▸ **Tasks for this exercise**
(1) Name every composer that the forum thread on orchestral scores mentions as sharing scores online.
(2) Write the next part of the forum thread on orchestral scores, picking up right after its final post.

▸ **Source**
# Available Orchestral Scores



## Assa (Apr 17, 2015)

Hi,

as we all know a lot of cool orchestral film or movie scores out there aren't available.What we can do is that we can look for concert music that influenced film composers and study those. Or there are also composers who share their great work on their websites, which I really appreciate. (Robin Hoffmann, Benny Oschmann)

This leads me to 2 questions I have:

1.) Do you know more film composers that share their work online?

2.) Have you ever asked a composer if he would send you a score for studying purposes? Would it be "okay" to ask, or is this a no-go? Of course I wouldn't try to ask a hollywood a-lister, but I think there are so many other great composers out there one could learn from.


----------



## Hannes (Apr 17, 2015)

Thomas Bryła also uploaded some of his scores on his website: http://www.bryla.dk/

And while we're at it I'd like to thank Robin, Thomas and Benny for sharing their work, it's great to be able to have a closer look at these great compositions! o-[][]-o #

greets,
Hannes


----------



## stonzthro (Apr 17, 2015)

Marco Beltrami shares a lot of scores and associated cues on his website - well worth the visit to his site!


----------



## bryla (Apr 17, 2015)

Thanks for mentioning the site, Hannes!

I try to upload the scores for the recordings that are on my site as well. I learned from people sharing their scores with me, so I try to give back in whatever way I can!

▸ **Data**

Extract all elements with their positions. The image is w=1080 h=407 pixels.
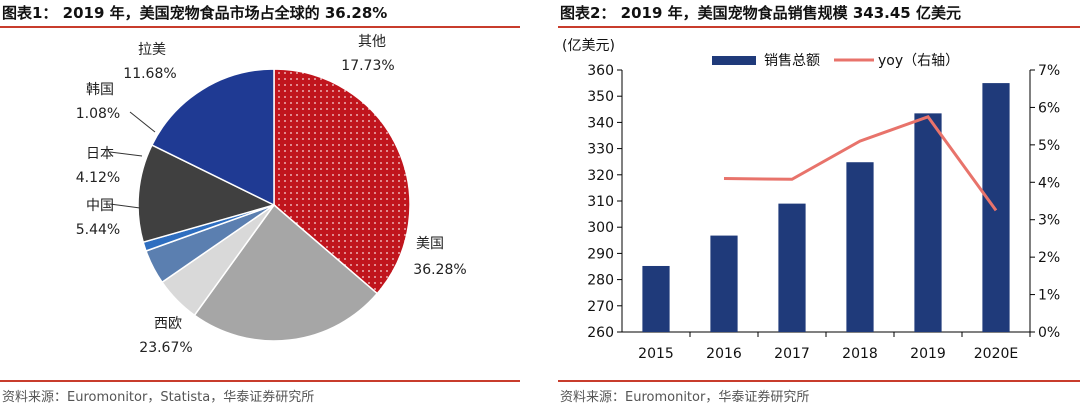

▸ **Responses by task**
(1)
- Robin Hoffmann
- Benny Oschmann
- Thomas Bryła
- Marco Beltrami

(2)
----------



## JohnG (Apr 17, 2015)

Alexander Publishing sells the John Williams scores. I guess you can get them anywhere but he was a long-time member who recently died; his wife runs the business now.

2 links there:

http://alexanderpublishing.com/Departme ... annel.aspx

John Williams scores -- a total diamond mine of ideas:

http://alexanderpublishing.com/Departments/Film-Scoring-Channel/John-Williams-Study-Scores.aspx (http://alexanderpublishing.com/Departme ... cores.aspx)


----------



## Leandro Gardini (Apr 17, 2015)

There's a huge amount of film scores (most of them handwritten ones) on the web.


----------



## patrick76 (Apr 17, 2015)

Some stuff available here -

http://www.mychaeldanna.com/sheet-music
http://www.omnimusicpublishing.com/


----------



## The Darris (Apr 17, 2015)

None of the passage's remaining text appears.